**TASK**
When a line of the entries below contains "Dispensary", it counts once; state how many such lines there are and nothing else.

===

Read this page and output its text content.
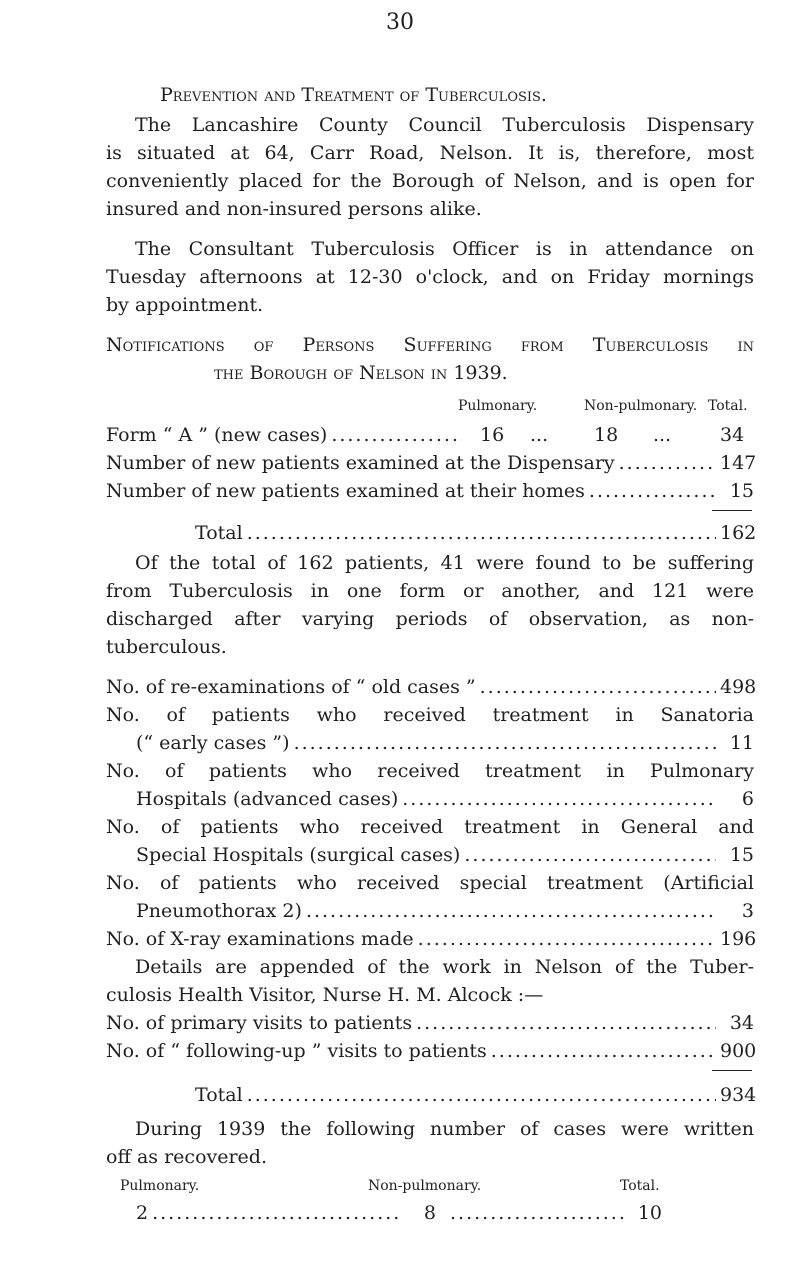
30
Prevention and Treatment of Tuberculosis.
The Lancashire County Council Tuberculosis Dispensary
is situated at 64, Carr Road, Nelson. It is, therefore, most
conveniently placed for the Borough of Nelson, and is open for
insured and non-insured persons alike.
The Consultant Tuberculosis Officer is in attendance on
Tuesday afternoons at 12-30 o'clock, and on Friday mornings
by appointment.
Notifications of Persons Suffering from Tuberculosis in
the Borough of Nelson in 1939.
Pulmonary.	Non-pulmonary. Total.
Form “ A ” (new cases) .....	16 ... 18 ...	34
Number of new patients examined at the Dispensary .....	147
Number of new patients examined at their homes .....	15
Total .....	162
Of the total of 162 patients, 41 were found to be suffering
from Tuberculosis in one form or another, and 121 were
discharged after varying periods of observation, as non-
tuberculous.
No. of re-examinations of “ old cases ” .....	498
No. of patients who received treatment in Sanatoria
(“ early cases ”) .....	11
No. of patients who received treatment in Pulmonary
Hospitals (advanced cases) .....	6
No. of patients who received treatment in General and
Special Hospitals (surgical cases) .....	15
No. of patients who received special treatment (Artificial
Pneumothorax 2) .....	3
No. of X-ray examinations made .....	196
Details are appended of the work in Nelson of the Tuber-
culosis Health Visitor, Nurse H. M. Alcock :—
No. of primary visits to patients .....	34
No. of “ following-up ” visits to patients .....	900
Total .....	934
During 1939 the following number of cases were written
off as recovered.
Pulmonary.	Non-pulmonary.	Total.
2 .....	8 .....	10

===

**FINISHED EXERCISE**
2